-- start Provided entries --

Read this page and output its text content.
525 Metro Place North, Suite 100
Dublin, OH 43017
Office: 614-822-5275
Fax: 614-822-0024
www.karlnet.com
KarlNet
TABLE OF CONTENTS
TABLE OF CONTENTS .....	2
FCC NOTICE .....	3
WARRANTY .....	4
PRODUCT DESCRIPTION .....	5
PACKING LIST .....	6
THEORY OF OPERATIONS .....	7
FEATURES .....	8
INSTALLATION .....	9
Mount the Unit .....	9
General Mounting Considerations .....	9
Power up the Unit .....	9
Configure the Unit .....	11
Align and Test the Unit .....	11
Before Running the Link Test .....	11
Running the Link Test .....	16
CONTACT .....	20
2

-- end Provided entries --
-- start Provided entries --

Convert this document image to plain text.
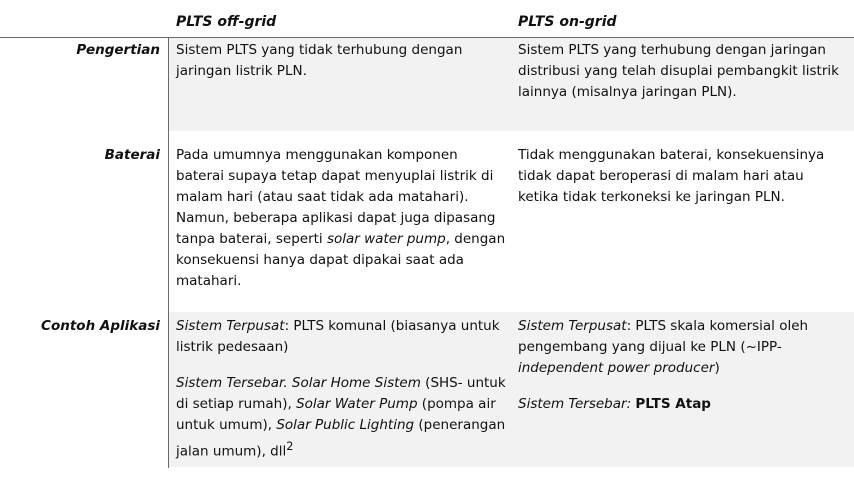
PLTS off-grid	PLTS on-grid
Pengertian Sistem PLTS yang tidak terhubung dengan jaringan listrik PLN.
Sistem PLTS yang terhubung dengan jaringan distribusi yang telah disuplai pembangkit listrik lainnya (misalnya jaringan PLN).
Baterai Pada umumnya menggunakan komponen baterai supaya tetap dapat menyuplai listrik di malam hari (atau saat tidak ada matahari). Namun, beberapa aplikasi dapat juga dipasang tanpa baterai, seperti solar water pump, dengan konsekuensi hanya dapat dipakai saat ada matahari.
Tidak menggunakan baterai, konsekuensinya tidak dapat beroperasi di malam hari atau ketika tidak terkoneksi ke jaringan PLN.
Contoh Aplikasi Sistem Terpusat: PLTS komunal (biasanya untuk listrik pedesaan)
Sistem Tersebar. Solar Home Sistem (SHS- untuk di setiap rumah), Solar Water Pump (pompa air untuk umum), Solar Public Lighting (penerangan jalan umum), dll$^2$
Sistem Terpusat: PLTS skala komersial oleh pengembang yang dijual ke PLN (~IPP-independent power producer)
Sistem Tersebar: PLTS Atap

-- end Provided entries --
-- start Provided entries --

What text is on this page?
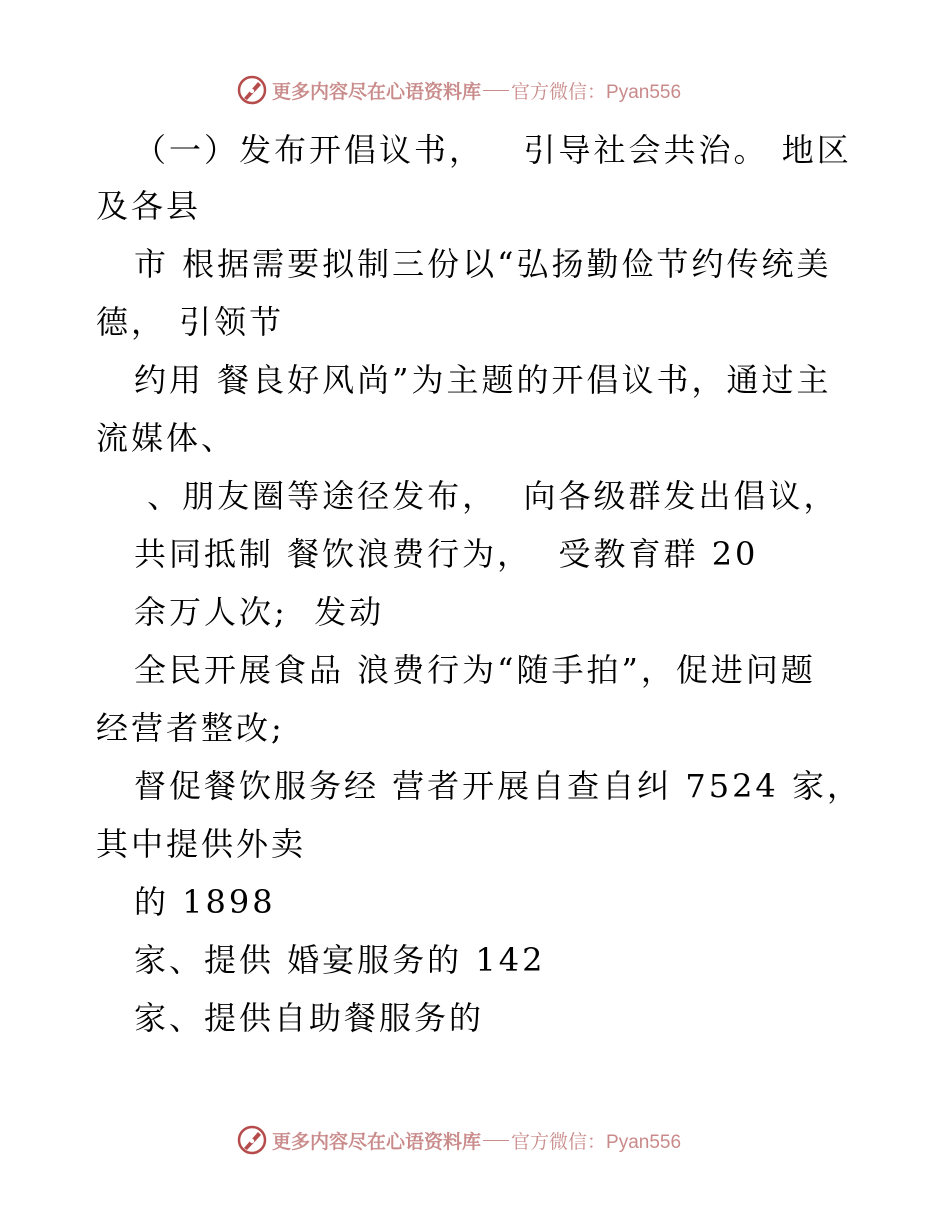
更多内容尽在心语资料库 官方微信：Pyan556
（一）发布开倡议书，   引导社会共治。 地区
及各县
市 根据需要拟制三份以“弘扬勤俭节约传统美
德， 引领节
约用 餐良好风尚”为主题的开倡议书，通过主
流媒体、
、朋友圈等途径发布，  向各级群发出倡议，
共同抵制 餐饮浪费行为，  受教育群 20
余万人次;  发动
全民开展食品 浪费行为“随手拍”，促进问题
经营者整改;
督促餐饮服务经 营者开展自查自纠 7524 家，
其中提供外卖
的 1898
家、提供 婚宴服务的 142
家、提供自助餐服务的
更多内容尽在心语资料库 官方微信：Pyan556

-- end Provided entries --

Short task: Determine the number of lines containing "untuk". Write only that number.

Response below: 2